Aim of the exercise
Give every entry again, unchanged, and leave its images out.

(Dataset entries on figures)
──────────

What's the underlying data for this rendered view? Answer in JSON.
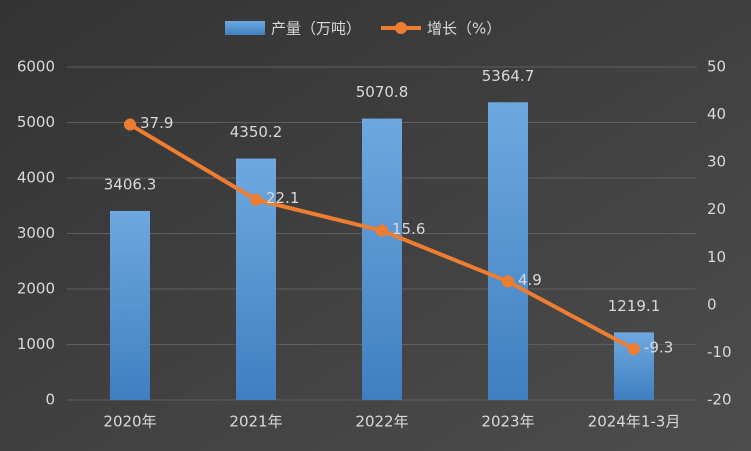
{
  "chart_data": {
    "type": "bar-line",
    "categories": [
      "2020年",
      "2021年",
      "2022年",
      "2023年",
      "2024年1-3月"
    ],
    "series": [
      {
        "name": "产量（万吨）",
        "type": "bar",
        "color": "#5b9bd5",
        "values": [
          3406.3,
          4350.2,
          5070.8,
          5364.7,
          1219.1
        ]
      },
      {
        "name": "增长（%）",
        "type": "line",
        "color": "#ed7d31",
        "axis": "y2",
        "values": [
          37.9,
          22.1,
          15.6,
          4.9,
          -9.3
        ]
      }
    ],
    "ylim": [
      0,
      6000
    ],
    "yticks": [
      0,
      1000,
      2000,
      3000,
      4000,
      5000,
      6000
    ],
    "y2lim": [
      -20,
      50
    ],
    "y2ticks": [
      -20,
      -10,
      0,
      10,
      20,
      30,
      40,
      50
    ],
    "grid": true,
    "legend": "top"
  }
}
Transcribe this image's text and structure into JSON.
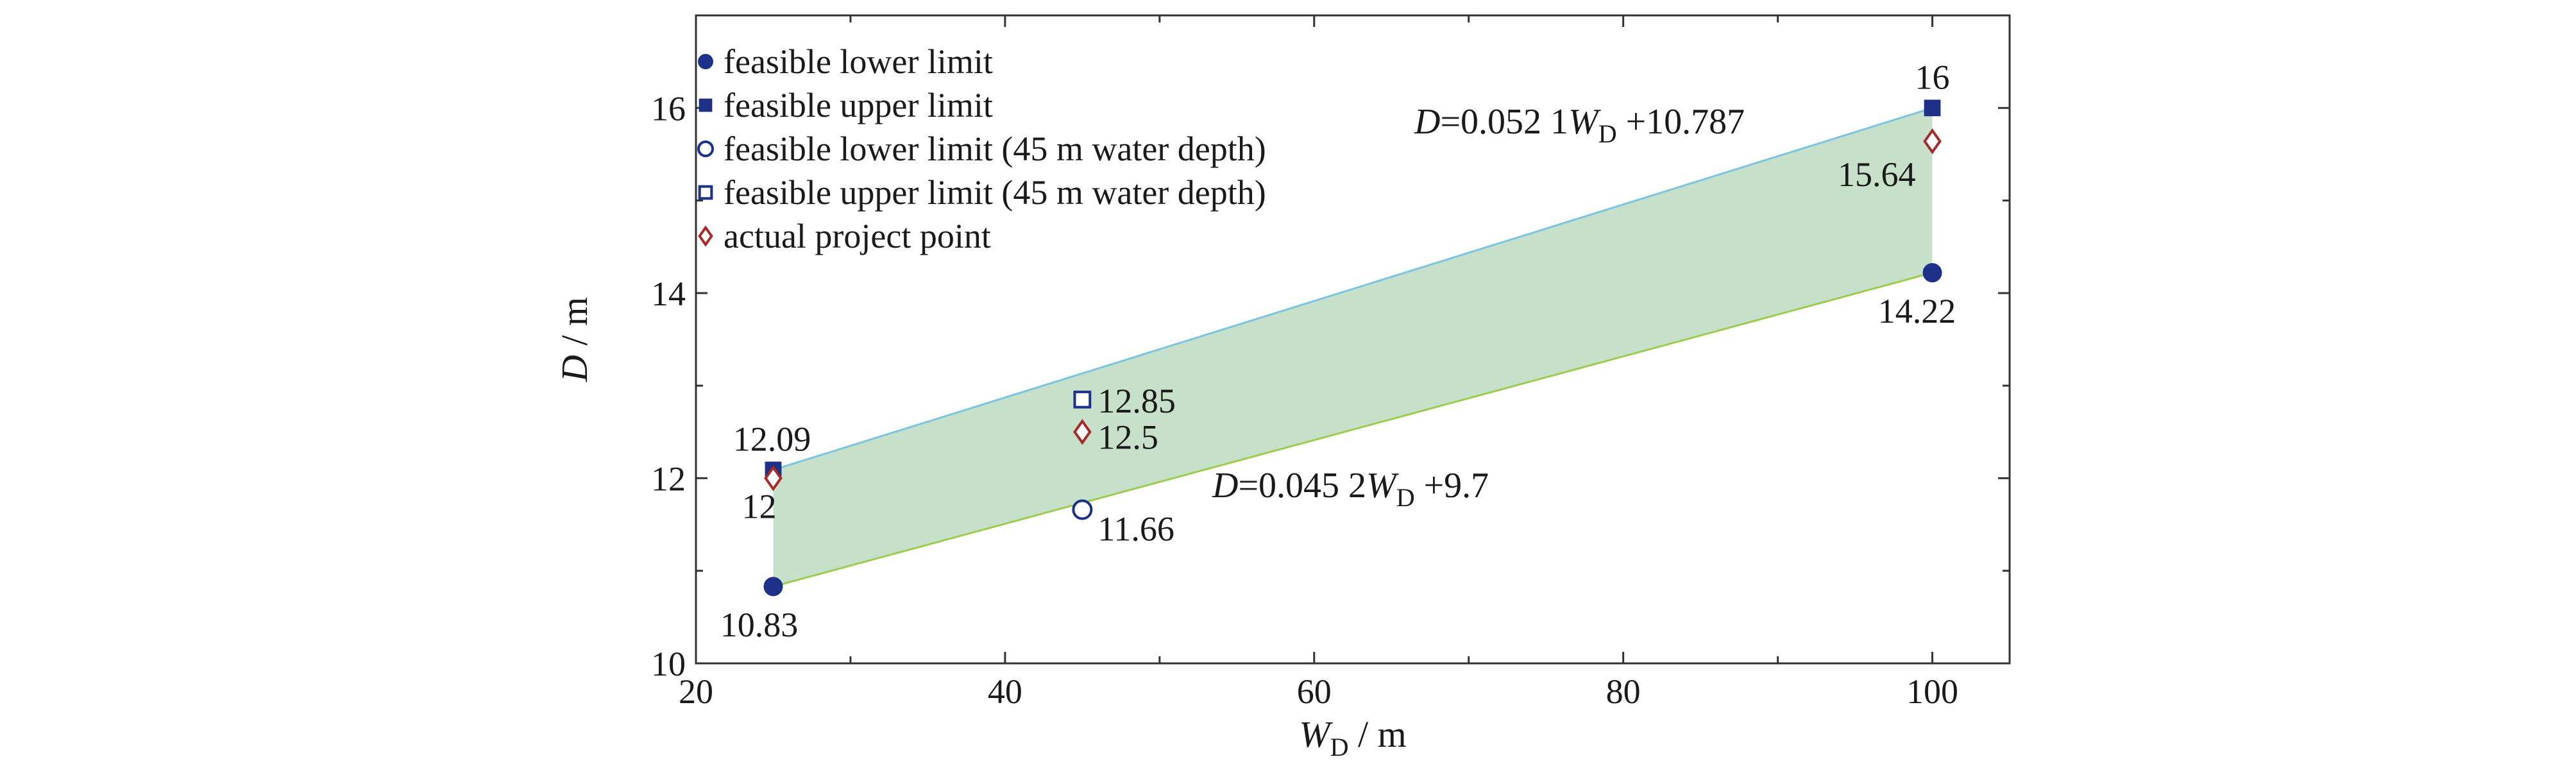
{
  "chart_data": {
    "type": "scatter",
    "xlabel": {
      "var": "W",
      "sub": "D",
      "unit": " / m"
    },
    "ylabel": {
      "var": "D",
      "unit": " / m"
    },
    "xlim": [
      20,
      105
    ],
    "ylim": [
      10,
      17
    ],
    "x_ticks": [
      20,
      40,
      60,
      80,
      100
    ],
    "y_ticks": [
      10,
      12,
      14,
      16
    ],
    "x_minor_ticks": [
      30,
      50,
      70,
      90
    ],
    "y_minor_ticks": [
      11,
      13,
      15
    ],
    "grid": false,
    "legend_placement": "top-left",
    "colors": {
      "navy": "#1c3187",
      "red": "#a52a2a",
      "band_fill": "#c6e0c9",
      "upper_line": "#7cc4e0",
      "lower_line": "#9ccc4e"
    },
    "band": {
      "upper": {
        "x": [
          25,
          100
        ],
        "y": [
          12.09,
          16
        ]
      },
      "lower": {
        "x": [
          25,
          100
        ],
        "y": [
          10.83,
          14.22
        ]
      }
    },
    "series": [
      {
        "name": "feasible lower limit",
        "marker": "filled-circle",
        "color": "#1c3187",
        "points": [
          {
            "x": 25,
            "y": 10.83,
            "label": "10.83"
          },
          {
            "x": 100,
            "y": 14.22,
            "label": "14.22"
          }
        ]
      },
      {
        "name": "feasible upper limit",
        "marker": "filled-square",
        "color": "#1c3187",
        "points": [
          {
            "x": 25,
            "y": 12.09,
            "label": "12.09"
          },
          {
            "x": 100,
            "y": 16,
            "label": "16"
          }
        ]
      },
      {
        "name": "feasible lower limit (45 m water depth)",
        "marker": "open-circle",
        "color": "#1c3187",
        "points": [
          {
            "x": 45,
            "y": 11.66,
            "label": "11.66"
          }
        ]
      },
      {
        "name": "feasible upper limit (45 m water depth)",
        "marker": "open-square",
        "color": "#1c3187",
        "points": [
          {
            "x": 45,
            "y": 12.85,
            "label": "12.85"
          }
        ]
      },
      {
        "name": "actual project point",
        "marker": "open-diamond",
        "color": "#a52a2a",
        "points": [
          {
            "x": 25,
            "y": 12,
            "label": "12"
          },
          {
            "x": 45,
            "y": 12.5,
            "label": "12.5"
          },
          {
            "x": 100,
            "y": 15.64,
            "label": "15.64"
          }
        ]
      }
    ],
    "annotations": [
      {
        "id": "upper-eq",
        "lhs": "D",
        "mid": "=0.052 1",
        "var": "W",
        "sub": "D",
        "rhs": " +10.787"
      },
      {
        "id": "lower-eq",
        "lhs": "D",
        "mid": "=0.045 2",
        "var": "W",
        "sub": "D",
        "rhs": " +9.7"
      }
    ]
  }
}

──────────

Answer
What's the underlying data for this rendered view? Answer in JSON.
{
  "chart_data": {
    "type": "bar-line",
    "categories": [
      "2020年",
      "2021年",
      "2022年",
      "2023年",
      "2024年1-3月"
    ],
    "series": [
      {
        "name": "产量（万吨）",
        "type": "bar",
        "color": "#5b9bd5",
        "values": [
          3406.3,
          4350.2,
          5070.8,
          5364.7,
          1219.1
        ]
      },
      {
        "name": "增长（%）",
        "type": "line",
        "color": "#ed7d31",
        "axis": "y2",
        "values": [
          37.9,
          22.1,
          15.6,
          4.9,
          -9.3
        ]
      }
    ],
    "ylim": [
      0,
      6000
    ],
    "yticks": [
      0,
      1000,
      2000,
      3000,
      4000,
      5000,
      6000
    ],
    "y2lim": [
      -20,
      50
    ],
    "y2ticks": [
      -20,
      -10,
      0,
      10,
      20,
      30,
      40,
      50
    ],
    "grid": true,
    "legend": "top"
  }
}
Transcribe this image's text and structure into JSON.
{
  "chart_data": {
    "type": "scatter",
    "xlabel": {
      "var": "W",
      "sub": "D",
      "unit": " / m"
    },
    "ylabel": {
      "var": "D",
      "unit": " / m"
    },
    "xlim": [
      20,
      105
    ],
    "ylim": [
      10,
      17
    ],
    "x_ticks": [
      20,
      40,
      60,
      80,
      100
    ],
    "y_ticks": [
      10,
      12,
      14,
      16
    ],
    "x_minor_ticks": [
      30,
      50,
      70,
      90
    ],
    "y_minor_ticks": [
      11,
      13,
      15
    ],
    "grid": false,
    "legend_placement": "top-left",
    "colors": {
      "navy": "#1c3187",
      "red": "#a52a2a",
      "band_fill": "#c6e0c9",
      "upper_line": "#7cc4e0",
      "lower_line": "#9ccc4e"
    },
    "band": {
      "upper": {
        "x": [
          25,
          100
        ],
        "y": [
          12.09,
          16
        ]
      },
      "lower": {
        "x": [
          25,
          100
        ],
        "y": [
          10.83,
          14.22
        ]
      }
    },
    "series": [
      {
        "name": "feasible lower limit",
        "marker": "filled-circle",
        "color": "#1c3187",
        "points": [
          {
            "x": 25,
            "y": 10.83,
            "label": "10.83"
          },
          {
            "x": 100,
            "y": 14.22,
            "label": "14.22"
          }
        ]
      },
      {
        "name": "feasible upper limit",
        "marker": "filled-square",
        "color": "#1c3187",
        "points": [
          {
            "x": 25,
            "y": 12.09,
            "label": "12.09"
          },
          {
            "x": 100,
            "y": 16,
            "label": "16"
          }
        ]
      },
      {
        "name": "feasible lower limit (45 m water depth)",
        "marker": "open-circle",
        "color": "#1c3187",
        "points": [
          {
            "x": 45,
            "y": 11.66,
            "label": "11.66"
          }
        ]
      },
      {
        "name": "feasible upper limit (45 m water depth)",
        "marker": "open-square",
        "color": "#1c3187",
        "points": [
          {
            "x": 45,
            "y": 12.85,
            "label": "12.85"
          }
        ]
      },
      {
        "name": "actual project point",
        "marker": "open-diamond",
        "color": "#a52a2a",
        "points": [
          {
            "x": 25,
            "y": 12,
            "label": "12"
          },
          {
            "x": 45,
            "y": 12.5,
            "label": "12.5"
          },
          {
            "x": 100,
            "y": 15.64,
            "label": "15.64"
          }
        ]
      }
    ],
    "annotations": [
      {
        "id": "upper-eq",
        "lhs": "D",
        "mid": "=0.052 1",
        "var": "W",
        "sub": "D",
        "rhs": " +10.787"
      },
      {
        "id": "lower-eq",
        "lhs": "D",
        "mid": "=0.045 2",
        "var": "W",
        "sub": "D",
        "rhs": " +9.7"
      }
    ]
  }
}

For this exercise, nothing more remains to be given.